Objective: Repeat the records below exactly, leaving out any pictures.

Records for the exercise:
▼

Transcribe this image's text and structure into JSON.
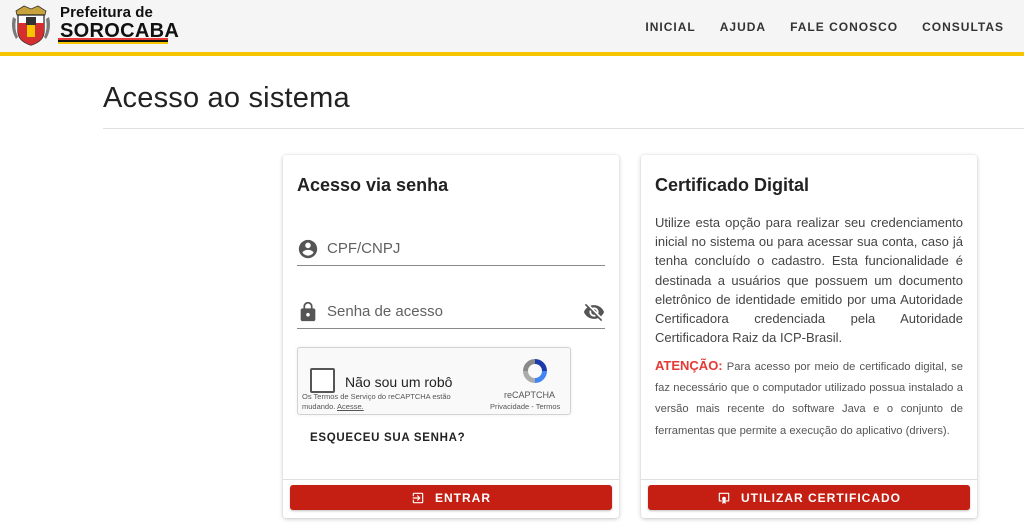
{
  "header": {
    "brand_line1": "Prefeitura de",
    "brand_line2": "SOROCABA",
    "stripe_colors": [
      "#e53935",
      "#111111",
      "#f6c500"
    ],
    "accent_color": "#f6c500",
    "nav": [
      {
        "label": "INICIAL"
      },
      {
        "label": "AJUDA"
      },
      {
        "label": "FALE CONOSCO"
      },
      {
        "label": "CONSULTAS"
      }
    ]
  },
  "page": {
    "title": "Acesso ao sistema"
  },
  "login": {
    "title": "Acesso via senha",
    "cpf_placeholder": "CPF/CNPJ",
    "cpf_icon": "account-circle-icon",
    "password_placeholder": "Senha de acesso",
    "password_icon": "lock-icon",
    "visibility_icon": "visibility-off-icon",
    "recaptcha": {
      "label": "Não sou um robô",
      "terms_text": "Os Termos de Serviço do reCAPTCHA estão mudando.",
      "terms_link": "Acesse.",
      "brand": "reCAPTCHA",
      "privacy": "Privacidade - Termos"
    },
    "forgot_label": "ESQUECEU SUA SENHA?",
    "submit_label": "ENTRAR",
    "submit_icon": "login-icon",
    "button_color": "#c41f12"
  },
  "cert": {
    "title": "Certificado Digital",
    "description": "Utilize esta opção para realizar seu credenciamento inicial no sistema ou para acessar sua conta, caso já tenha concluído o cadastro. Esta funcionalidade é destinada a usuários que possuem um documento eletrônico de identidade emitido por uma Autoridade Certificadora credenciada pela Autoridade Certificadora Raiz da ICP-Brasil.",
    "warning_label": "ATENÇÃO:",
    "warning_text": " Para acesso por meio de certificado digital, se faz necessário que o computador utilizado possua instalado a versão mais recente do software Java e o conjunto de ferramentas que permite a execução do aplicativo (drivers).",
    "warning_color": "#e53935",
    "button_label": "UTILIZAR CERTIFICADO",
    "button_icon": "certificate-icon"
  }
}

▲

Exercise solution:
Transcribe this image's text and structure into JSON.
{
  "header": {
    "brand_line1": "Prefeitura de",
    "brand_line2": "SOROCABA",
    "stripe_colors": [
      "#e53935",
      "#111111",
      "#f6c500"
    ],
    "accent_color": "#f6c500",
    "nav": [
      {
        "label": "INICIAL"
      },
      {
        "label": "AJUDA"
      },
      {
        "label": "FALE CONOSCO"
      },
      {
        "label": "CONSULTAS"
      }
    ]
  },
  "page": {
    "title": "Acesso ao sistema"
  },
  "login": {
    "title": "Acesso via senha",
    "cpf_placeholder": "CPF/CNPJ",
    "cpf_icon": "account-circle-icon",
    "password_placeholder": "Senha de acesso",
    "password_icon": "lock-icon",
    "visibility_icon": "visibility-off-icon",
    "recaptcha": {
      "label": "Não sou um robô",
      "terms_text": "Os Termos de Serviço do reCAPTCHA estão mudando.",
      "terms_link": "Acesse.",
      "brand": "reCAPTCHA",
      "privacy": "Privacidade - Termos"
    },
    "forgot_label": "ESQUECEU SUA SENHA?",
    "submit_label": "ENTRAR",
    "submit_icon": "login-icon",
    "button_color": "#c41f12"
  },
  "cert": {
    "title": "Certificado Digital",
    "description": "Utilize esta opção para realizar seu credenciamento inicial no sistema ou para acessar sua conta, caso já tenha concluído o cadastro. Esta funcionalidade é destinada a usuários que possuem um documento eletrônico de identidade emitido por uma Autoridade Certificadora credenciada pela Autoridade Certificadora Raiz da ICP-Brasil.",
    "warning_label": "ATENÇÃO:",
    "warning_text": " Para acesso por meio de certificado digital, se faz necessário que o computador utilizado possua instalado a versão mais recente do software Java e o conjunto de ferramentas que permite a execução do aplicativo (drivers).",
    "warning_color": "#e53935",
    "button_label": "UTILIZAR CERTIFICADO",
    "button_icon": "certificate-icon"
  }
}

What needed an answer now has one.